● WORK REQUIRED: Repeat the records below exactly, leaving out every picture.

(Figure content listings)
## start
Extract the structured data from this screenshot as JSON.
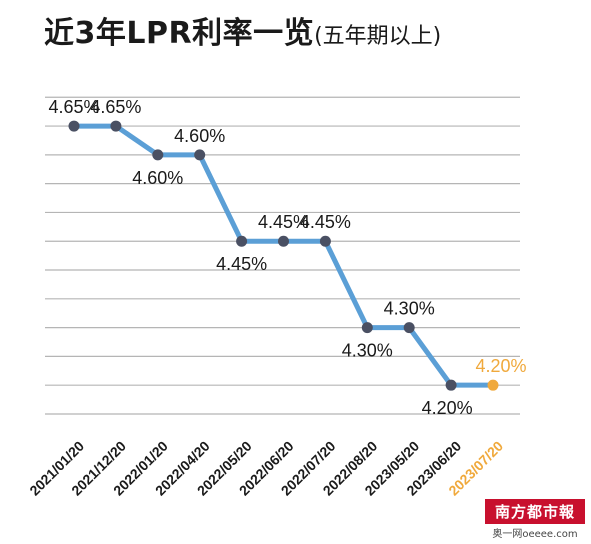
{
  "title": "近3年LPR利率一览",
  "subtitle": "(五年期以上)",
  "colors": {
    "line": "#5b9fd6",
    "marker": "#4a5063",
    "highlight": "#f0a93c",
    "grid": "#b5b5b5",
    "text": "#1a1a1a"
  },
  "chart_data": {
    "type": "line",
    "title": "近3年LPR利率一览",
    "subtitle": "(五年期以上)",
    "categories": [
      "2021/01/20",
      "2021/12/20",
      "2022/01/20",
      "2022/04/20",
      "2022/05/20",
      "2022/06/20",
      "2022/07/20",
      "2022/08/20",
      "2023/05/20",
      "2023/06/20",
      "2023/07/20"
    ],
    "values": [
      4.65,
      4.65,
      4.6,
      4.6,
      4.45,
      4.45,
      4.45,
      4.3,
      4.3,
      4.2,
      4.2
    ],
    "data_labels": [
      {
        "index": 0,
        "text": "4.65%",
        "position": "above"
      },
      {
        "index": 1,
        "text": "4.65%",
        "position": "above"
      },
      {
        "index": 2,
        "text": "4.60%",
        "position": "below"
      },
      {
        "index": 3,
        "text": "4.60%",
        "position": "above"
      },
      {
        "index": 4,
        "text": "4.45%",
        "position": "below"
      },
      {
        "index": 5,
        "text": "4.45%",
        "position": "above"
      },
      {
        "index": 6,
        "text": "4.45%",
        "position": "above"
      },
      {
        "index": 7,
        "text": "4.30%",
        "position": "below"
      },
      {
        "index": 8,
        "text": "4.30%",
        "position": "above"
      },
      {
        "index": 9,
        "text": "4.20%",
        "position": "below"
      },
      {
        "index": 10,
        "text": "4.20%",
        "position": "above"
      }
    ],
    "highlight_index": 10,
    "xlabel": "",
    "ylabel": "",
    "ylim": [
      4.11,
      4.73
    ],
    "grid": true,
    "legend": "none"
  },
  "watermark": {
    "logo": "南方都市報",
    "site": "奥一网oeeee.com"
  }
}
## end
● FULL OUTPUT:
Extract the structured data from this screenshot as JSON.
{
  "title": "近3年LPR利率一览",
  "subtitle": "(五年期以上)",
  "colors": {
    "line": "#5b9fd6",
    "marker": "#4a5063",
    "highlight": "#f0a93c",
    "grid": "#b5b5b5",
    "text": "#1a1a1a"
  },
  "chart_data": {
    "type": "line",
    "title": "近3年LPR利率一览",
    "subtitle": "(五年期以上)",
    "categories": [
      "2021/01/20",
      "2021/12/20",
      "2022/01/20",
      "2022/04/20",
      "2022/05/20",
      "2022/06/20",
      "2022/07/20",
      "2022/08/20",
      "2023/05/20",
      "2023/06/20",
      "2023/07/20"
    ],
    "values": [
      4.65,
      4.65,
      4.6,
      4.6,
      4.45,
      4.45,
      4.45,
      4.3,
      4.3,
      4.2,
      4.2
    ],
    "data_labels": [
      {
        "index": 0,
        "text": "4.65%",
        "position": "above"
      },
      {
        "index": 1,
        "text": "4.65%",
        "position": "above"
      },
      {
        "index": 2,
        "text": "4.60%",
        "position": "below"
      },
      {
        "index": 3,
        "text": "4.60%",
        "position": "above"
      },
      {
        "index": 4,
        "text": "4.45%",
        "position": "below"
      },
      {
        "index": 5,
        "text": "4.45%",
        "position": "above"
      },
      {
        "index": 6,
        "text": "4.45%",
        "position": "above"
      },
      {
        "index": 7,
        "text": "4.30%",
        "position": "below"
      },
      {
        "index": 8,
        "text": "4.30%",
        "position": "above"
      },
      {
        "index": 9,
        "text": "4.20%",
        "position": "below"
      },
      {
        "index": 10,
        "text": "4.20%",
        "position": "above"
      }
    ],
    "highlight_index": 10,
    "xlabel": "",
    "ylabel": "",
    "ylim": [
      4.11,
      4.73
    ],
    "grid": true,
    "legend": "none"
  },
  "watermark": {
    "logo": "南方都市報",
    "site": "奥一网oeeee.com"
  }
}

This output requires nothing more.